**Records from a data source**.
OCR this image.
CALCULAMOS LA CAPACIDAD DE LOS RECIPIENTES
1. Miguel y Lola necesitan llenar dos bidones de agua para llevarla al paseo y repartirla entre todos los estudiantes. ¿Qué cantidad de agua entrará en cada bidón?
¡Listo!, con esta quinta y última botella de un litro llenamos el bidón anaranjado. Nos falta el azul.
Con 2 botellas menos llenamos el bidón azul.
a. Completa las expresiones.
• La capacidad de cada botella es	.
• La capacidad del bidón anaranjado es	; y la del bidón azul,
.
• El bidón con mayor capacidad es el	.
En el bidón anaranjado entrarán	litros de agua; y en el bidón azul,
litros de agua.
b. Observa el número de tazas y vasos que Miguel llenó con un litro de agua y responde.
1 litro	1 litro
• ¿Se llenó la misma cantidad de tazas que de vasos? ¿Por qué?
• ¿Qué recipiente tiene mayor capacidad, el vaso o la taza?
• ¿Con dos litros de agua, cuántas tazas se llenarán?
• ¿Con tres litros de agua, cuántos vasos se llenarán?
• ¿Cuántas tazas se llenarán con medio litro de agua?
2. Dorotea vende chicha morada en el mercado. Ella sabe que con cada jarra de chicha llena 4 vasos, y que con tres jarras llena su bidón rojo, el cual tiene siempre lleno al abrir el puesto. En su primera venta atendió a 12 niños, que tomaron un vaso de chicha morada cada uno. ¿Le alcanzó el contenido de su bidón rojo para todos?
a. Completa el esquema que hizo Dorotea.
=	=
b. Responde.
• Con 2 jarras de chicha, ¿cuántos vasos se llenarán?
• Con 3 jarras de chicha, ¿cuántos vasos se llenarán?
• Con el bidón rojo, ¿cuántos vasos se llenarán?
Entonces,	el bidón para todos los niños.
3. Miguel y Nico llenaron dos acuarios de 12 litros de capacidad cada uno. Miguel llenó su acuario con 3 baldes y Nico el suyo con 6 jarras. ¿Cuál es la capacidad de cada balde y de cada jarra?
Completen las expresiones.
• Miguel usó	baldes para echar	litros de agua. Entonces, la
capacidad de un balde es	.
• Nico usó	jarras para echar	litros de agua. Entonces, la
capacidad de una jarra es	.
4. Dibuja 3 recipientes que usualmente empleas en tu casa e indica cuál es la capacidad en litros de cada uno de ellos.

**Instruction**. Nothing should be changed: write out all of the data as is.

**Result of this task**.
OCR this image.
CALCULAMOS LA CAPACIDAD DE LOS RECIPIENTES
1. Miguel y Lola necesitan llenar dos bidones de agua para llevarla al paseo y repartirla entre todos los estudiantes. ¿Qué cantidad de agua entrará en cada bidón?
¡Listo!, con esta quinta y última botella de un litro llenamos el bidón anaranjado. Nos falta el azul.
Con 2 botellas menos llenamos el bidón azul.
a. Completa las expresiones.
• La capacidad de cada botella es	.
• La capacidad del bidón anaranjado es	; y la del bidón azul,
.
• El bidón con mayor capacidad es el	.
En el bidón anaranjado entrarán	litros de agua; y en el bidón azul,
litros de agua.
b. Observa el número de tazas y vasos que Miguel llenó con un litro de agua y responde.
1 litro	1 litro
• ¿Se llenó la misma cantidad de tazas que de vasos? ¿Por qué?
• ¿Qué recipiente tiene mayor capacidad, el vaso o la taza?
• ¿Con dos litros de agua, cuántas tazas se llenarán?
• ¿Con tres litros de agua, cuántos vasos se llenarán?
• ¿Cuántas tazas se llenarán con medio litro de agua?
2. Dorotea vende chicha morada en el mercado. Ella sabe que con cada jarra de chicha llena 4 vasos, y que con tres jarras llena su bidón rojo, el cual tiene siempre lleno al abrir el puesto. En su primera venta atendió a 12 niños, que tomaron un vaso de chicha morada cada uno. ¿Le alcanzó el contenido de su bidón rojo para todos?
a. Completa el esquema que hizo Dorotea.
=	=
b. Responde.
• Con 2 jarras de chicha, ¿cuántos vasos se llenarán?
• Con 3 jarras de chicha, ¿cuántos vasos se llenarán?
• Con el bidón rojo, ¿cuántos vasos se llenarán?
Entonces,	el bidón para todos los niños.
3. Miguel y Nico llenaron dos acuarios de 12 litros de capacidad cada uno. Miguel llenó su acuario con 3 baldes y Nico el suyo con 6 jarras. ¿Cuál es la capacidad de cada balde y de cada jarra?
Completen las expresiones.
• Miguel usó	baldes para echar	litros de agua. Entonces, la
capacidad de un balde es	.
• Nico usó	jarras para echar	litros de agua. Entonces, la
capacidad de una jarra es	.
4. Dibuja 3 recipientes que usualmente empleas en tu casa e indica cuál es la capacidad en litros de cada uno de ellos.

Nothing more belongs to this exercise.